== DATA TO PROCESS ==
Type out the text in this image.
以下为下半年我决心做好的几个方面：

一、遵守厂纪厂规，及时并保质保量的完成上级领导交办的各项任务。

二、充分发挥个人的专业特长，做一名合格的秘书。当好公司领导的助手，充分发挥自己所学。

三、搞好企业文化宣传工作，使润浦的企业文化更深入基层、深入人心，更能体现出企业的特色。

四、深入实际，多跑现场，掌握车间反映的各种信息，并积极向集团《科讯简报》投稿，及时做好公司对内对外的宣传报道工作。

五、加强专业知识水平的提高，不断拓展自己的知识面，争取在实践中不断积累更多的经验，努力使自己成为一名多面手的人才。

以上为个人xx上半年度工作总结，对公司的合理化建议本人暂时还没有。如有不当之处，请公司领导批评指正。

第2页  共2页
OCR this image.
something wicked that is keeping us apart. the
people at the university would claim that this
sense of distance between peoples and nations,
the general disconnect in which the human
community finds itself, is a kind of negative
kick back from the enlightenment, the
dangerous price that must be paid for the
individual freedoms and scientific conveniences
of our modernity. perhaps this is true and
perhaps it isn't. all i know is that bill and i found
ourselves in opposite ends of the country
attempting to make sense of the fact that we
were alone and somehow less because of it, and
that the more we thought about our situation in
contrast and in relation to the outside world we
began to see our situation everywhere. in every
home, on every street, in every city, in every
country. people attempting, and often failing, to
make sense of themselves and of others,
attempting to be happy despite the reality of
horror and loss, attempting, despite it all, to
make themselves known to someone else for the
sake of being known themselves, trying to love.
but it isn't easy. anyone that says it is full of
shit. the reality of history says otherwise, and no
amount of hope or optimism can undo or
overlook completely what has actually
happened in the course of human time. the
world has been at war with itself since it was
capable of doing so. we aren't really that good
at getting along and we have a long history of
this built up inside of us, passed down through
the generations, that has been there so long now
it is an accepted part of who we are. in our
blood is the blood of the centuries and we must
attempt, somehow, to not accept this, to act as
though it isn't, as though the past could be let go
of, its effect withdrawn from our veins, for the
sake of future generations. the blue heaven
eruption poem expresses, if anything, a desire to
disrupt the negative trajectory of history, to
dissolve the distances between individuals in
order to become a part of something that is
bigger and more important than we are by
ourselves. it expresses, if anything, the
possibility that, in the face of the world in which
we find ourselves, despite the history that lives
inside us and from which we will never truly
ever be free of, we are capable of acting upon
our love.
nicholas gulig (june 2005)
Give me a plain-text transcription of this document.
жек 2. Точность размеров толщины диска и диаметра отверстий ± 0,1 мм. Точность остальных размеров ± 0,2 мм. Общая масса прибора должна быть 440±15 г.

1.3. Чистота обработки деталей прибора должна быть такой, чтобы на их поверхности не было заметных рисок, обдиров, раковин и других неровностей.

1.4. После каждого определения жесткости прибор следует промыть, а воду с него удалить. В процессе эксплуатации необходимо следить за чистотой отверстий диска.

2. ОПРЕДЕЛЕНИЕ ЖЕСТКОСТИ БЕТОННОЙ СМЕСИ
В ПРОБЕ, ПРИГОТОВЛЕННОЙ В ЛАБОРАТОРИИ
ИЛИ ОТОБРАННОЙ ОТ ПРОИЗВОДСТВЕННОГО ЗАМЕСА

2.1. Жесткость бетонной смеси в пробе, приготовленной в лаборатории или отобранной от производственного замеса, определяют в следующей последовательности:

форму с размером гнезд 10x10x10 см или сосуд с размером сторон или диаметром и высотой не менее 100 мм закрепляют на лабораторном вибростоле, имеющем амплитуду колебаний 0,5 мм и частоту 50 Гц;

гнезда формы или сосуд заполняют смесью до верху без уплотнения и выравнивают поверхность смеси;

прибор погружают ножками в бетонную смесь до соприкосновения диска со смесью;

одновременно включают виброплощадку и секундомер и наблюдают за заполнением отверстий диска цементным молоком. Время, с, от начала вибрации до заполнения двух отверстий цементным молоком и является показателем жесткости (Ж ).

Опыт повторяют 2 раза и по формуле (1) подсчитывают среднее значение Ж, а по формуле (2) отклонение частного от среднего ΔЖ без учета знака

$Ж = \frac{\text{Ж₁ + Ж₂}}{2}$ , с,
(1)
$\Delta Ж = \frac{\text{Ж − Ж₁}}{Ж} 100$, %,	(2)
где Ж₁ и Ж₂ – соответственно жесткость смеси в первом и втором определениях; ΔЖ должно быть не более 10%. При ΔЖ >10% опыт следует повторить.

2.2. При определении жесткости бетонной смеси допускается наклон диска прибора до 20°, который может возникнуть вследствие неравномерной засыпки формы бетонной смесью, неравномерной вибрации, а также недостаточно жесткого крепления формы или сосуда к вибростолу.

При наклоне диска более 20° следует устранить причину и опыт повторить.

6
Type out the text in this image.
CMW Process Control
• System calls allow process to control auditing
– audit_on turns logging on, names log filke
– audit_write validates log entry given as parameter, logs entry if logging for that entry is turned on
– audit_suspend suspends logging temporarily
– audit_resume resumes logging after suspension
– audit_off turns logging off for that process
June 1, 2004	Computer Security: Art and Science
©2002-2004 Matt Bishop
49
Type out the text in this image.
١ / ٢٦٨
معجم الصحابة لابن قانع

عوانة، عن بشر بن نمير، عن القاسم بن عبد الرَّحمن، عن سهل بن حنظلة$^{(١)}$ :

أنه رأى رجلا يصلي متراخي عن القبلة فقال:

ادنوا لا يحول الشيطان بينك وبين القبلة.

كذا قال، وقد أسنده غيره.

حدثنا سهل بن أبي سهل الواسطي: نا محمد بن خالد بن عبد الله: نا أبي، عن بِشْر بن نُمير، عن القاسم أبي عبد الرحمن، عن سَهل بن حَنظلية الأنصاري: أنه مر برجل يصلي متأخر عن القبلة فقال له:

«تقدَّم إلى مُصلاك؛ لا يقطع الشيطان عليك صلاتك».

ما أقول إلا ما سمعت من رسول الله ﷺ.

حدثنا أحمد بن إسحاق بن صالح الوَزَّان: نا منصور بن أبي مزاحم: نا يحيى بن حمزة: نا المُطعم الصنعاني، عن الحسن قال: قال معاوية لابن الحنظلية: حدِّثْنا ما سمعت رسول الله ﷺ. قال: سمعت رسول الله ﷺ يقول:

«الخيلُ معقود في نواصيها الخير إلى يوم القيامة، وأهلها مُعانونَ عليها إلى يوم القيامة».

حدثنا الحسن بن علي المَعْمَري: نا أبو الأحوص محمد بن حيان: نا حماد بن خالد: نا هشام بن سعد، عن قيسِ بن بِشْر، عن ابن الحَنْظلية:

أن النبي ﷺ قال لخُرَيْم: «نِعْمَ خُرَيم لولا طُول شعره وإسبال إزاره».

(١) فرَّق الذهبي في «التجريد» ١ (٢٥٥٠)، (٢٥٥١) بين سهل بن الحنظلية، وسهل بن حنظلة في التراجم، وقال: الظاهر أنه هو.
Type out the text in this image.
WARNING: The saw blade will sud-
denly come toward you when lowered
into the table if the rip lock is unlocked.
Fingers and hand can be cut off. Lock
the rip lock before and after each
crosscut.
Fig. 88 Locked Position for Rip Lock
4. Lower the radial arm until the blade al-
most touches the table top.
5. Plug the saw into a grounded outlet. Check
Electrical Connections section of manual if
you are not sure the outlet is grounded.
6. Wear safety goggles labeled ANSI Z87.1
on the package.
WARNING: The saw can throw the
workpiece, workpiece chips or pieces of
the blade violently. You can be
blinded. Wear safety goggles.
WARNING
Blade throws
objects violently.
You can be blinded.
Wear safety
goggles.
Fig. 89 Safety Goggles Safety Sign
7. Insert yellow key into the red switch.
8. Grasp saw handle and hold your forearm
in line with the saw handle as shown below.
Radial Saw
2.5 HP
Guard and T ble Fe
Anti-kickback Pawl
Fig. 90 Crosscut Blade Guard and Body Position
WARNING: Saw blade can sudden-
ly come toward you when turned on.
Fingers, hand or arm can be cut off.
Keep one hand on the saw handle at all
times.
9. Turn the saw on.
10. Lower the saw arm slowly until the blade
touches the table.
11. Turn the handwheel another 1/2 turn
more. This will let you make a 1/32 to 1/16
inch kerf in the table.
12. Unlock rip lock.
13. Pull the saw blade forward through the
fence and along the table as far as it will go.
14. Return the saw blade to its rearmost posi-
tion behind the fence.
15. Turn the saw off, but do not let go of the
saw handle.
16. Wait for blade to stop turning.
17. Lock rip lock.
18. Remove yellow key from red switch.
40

== SET TASK ==
Report how many lines of the listing hold the word "inside", with nothing but the number.

== EXERCISE RESPONSE ==
2